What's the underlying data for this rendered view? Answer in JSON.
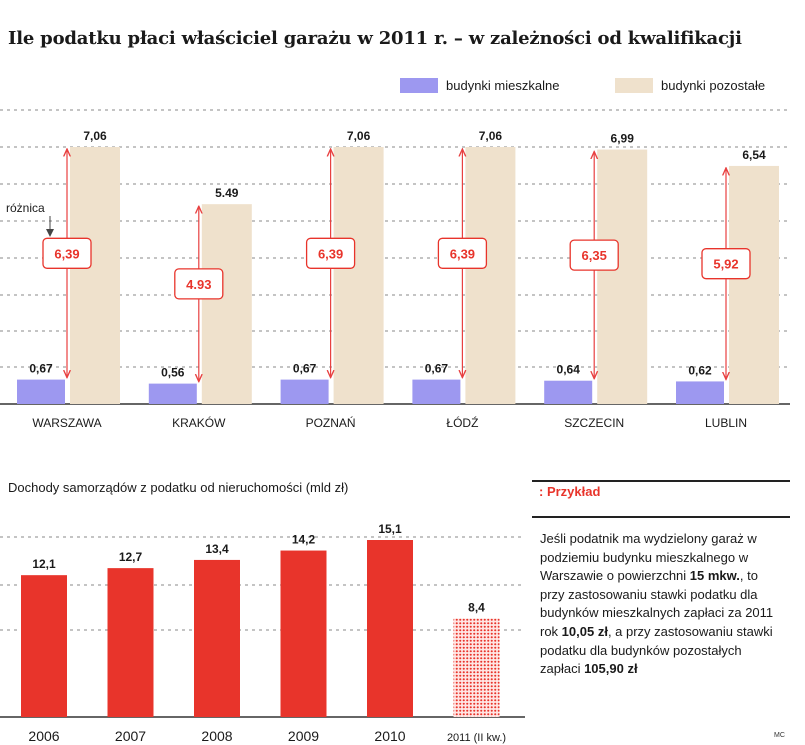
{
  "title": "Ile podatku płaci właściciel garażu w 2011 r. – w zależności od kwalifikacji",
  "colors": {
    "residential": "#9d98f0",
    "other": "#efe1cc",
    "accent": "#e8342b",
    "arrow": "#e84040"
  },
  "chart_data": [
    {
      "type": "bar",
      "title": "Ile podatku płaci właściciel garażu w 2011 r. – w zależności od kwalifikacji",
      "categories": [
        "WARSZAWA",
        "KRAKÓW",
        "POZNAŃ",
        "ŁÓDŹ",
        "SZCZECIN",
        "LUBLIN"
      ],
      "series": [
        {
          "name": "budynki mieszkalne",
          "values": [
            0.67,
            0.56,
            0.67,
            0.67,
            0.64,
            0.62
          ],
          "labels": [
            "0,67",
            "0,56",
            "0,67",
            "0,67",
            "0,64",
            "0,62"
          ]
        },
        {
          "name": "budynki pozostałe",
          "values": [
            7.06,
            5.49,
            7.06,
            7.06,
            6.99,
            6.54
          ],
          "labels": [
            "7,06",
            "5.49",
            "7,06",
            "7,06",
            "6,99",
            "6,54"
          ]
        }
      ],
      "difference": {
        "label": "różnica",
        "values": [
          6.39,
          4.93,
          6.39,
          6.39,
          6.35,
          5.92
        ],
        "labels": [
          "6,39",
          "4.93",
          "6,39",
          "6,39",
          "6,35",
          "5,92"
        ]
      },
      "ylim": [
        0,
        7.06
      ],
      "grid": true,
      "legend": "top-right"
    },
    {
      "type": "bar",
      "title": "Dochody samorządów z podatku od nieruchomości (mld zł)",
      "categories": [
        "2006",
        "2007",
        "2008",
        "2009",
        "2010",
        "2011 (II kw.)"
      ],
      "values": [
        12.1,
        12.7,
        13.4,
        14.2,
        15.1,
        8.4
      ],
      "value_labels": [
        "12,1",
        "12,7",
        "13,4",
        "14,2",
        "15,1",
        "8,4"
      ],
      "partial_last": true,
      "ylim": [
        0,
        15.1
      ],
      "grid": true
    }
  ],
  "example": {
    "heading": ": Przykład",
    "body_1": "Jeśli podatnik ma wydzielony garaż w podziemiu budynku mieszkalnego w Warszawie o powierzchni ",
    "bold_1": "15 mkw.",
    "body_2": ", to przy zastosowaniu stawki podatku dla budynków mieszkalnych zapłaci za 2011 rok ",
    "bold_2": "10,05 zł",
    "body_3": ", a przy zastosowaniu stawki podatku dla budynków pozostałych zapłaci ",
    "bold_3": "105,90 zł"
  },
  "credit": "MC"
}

Exercise prompt: Copy everything in the records above except the pictures, exactly as written.

Correct answer:
What's the underlying data for this rendered view? Answer in JSON.
{
  "title": "Ile podatku płaci właściciel garażu w 2011 r. – w zależności od kwalifikacji",
  "colors": {
    "residential": "#9d98f0",
    "other": "#efe1cc",
    "accent": "#e8342b",
    "arrow": "#e84040"
  },
  "chart_data": [
    {
      "type": "bar",
      "title": "Ile podatku płaci właściciel garażu w 2011 r. – w zależności od kwalifikacji",
      "categories": [
        "WARSZAWA",
        "KRAKÓW",
        "POZNAŃ",
        "ŁÓDŹ",
        "SZCZECIN",
        "LUBLIN"
      ],
      "series": [
        {
          "name": "budynki mieszkalne",
          "values": [
            0.67,
            0.56,
            0.67,
            0.67,
            0.64,
            0.62
          ],
          "labels": [
            "0,67",
            "0,56",
            "0,67",
            "0,67",
            "0,64",
            "0,62"
          ]
        },
        {
          "name": "budynki pozostałe",
          "values": [
            7.06,
            5.49,
            7.06,
            7.06,
            6.99,
            6.54
          ],
          "labels": [
            "7,06",
            "5.49",
            "7,06",
            "7,06",
            "6,99",
            "6,54"
          ]
        }
      ],
      "difference": {
        "label": "różnica",
        "values": [
          6.39,
          4.93,
          6.39,
          6.39,
          6.35,
          5.92
        ],
        "labels": [
          "6,39",
          "4.93",
          "6,39",
          "6,39",
          "6,35",
          "5,92"
        ]
      },
      "ylim": [
        0,
        7.06
      ],
      "grid": true,
      "legend": "top-right"
    },
    {
      "type": "bar",
      "title": "Dochody samorządów z podatku od nieruchomości (mld zł)",
      "categories": [
        "2006",
        "2007",
        "2008",
        "2009",
        "2010",
        "2011 (II kw.)"
      ],
      "values": [
        12.1,
        12.7,
        13.4,
        14.2,
        15.1,
        8.4
      ],
      "value_labels": [
        "12,1",
        "12,7",
        "13,4",
        "14,2",
        "15,1",
        "8,4"
      ],
      "partial_last": true,
      "ylim": [
        0,
        15.1
      ],
      "grid": true
    }
  ],
  "example": {
    "heading": ": Przykład",
    "body_1": "Jeśli podatnik ma wydzielony garaż w podziemiu budynku mieszkalnego w Warszawie o powierzchni ",
    "bold_1": "15 mkw.",
    "body_2": ", to przy zastosowaniu stawki podatku dla budynków mieszkalnych zapłaci za 2011 rok ",
    "bold_2": "10,05 zł",
    "body_3": ", a przy zastosowaniu stawki podatku dla budynków pozostałych zapłaci ",
    "bold_3": "105,90 zł"
  },
  "credit": "MC"
}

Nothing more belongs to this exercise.